■ **Provided records**:
§
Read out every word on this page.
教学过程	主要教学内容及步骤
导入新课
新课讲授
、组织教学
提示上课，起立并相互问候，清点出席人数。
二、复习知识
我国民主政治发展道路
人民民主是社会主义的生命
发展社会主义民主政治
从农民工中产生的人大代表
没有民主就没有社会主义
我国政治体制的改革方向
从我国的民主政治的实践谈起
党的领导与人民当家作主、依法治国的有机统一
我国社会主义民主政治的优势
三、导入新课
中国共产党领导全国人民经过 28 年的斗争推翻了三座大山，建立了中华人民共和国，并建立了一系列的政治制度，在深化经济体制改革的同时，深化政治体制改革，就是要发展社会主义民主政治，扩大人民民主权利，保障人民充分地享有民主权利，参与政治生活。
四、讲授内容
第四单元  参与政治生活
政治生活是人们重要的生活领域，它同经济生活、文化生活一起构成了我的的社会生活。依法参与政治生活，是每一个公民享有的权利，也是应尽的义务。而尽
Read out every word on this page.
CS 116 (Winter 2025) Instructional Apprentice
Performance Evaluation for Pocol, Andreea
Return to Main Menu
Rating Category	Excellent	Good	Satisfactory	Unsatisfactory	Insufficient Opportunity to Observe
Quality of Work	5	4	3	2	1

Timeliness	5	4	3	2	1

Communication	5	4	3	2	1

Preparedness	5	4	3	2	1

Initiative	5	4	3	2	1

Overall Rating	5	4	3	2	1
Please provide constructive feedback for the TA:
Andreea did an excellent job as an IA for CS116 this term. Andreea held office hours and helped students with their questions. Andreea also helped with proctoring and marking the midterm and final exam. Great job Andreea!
§
■ **Given exercise**:
From the preceding material, extract every line exactly.

■ **Task result**:
Read out every word on this page.
教学过程	主要教学内容及步骤
导入新课
新课讲授
、组织教学
提示上课，起立并相互问候，清点出席人数。
二、复习知识
我国民主政治发展道路
人民民主是社会主义的生命
发展社会主义民主政治
从农民工中产生的人大代表
没有民主就没有社会主义
我国政治体制的改革方向
从我国的民主政治的实践谈起
党的领导与人民当家作主、依法治国的有机统一
我国社会主义民主政治的优势
三、导入新课
中国共产党领导全国人民经过 28 年的斗争推翻了三座大山，建立了中华人民共和国，并建立了一系列的政治制度，在深化经济体制改革的同时，深化政治体制改革，就是要发展社会主义民主政治，扩大人民民主权利，保障人民充分地享有民主权利，参与政治生活。
四、讲授内容
第四单元  参与政治生活
政治生活是人们重要的生活领域，它同经济生活、文化生活一起构成了我的的社会生活。依法参与政治生活，是每一个公民享有的权利，也是应尽的义务。而尽
Read out every word on this page.
CS 116 (Winter 2025) Instructional Apprentice
Performance Evaluation for Pocol, Andreea
Return to Main Menu
Rating Category	Excellent	Good	Satisfactory	Unsatisfactory	Insufficient Opportunity to Observe
Quality of Work	5	4	3	2	1

Timeliness	5	4	3	2	1

Communication	5	4	3	2	1

Preparedness	5	4	3	2	1

Initiative	5	4	3	2	1

Overall Rating	5	4	3	2	1
Please provide constructive feedback for the TA:
Andreea did an excellent job as an IA for CS116 this term. Andreea held office hours and helped students with their questions. Andreea also helped with proctoring and marking the midterm and final exam. Great job Andreea!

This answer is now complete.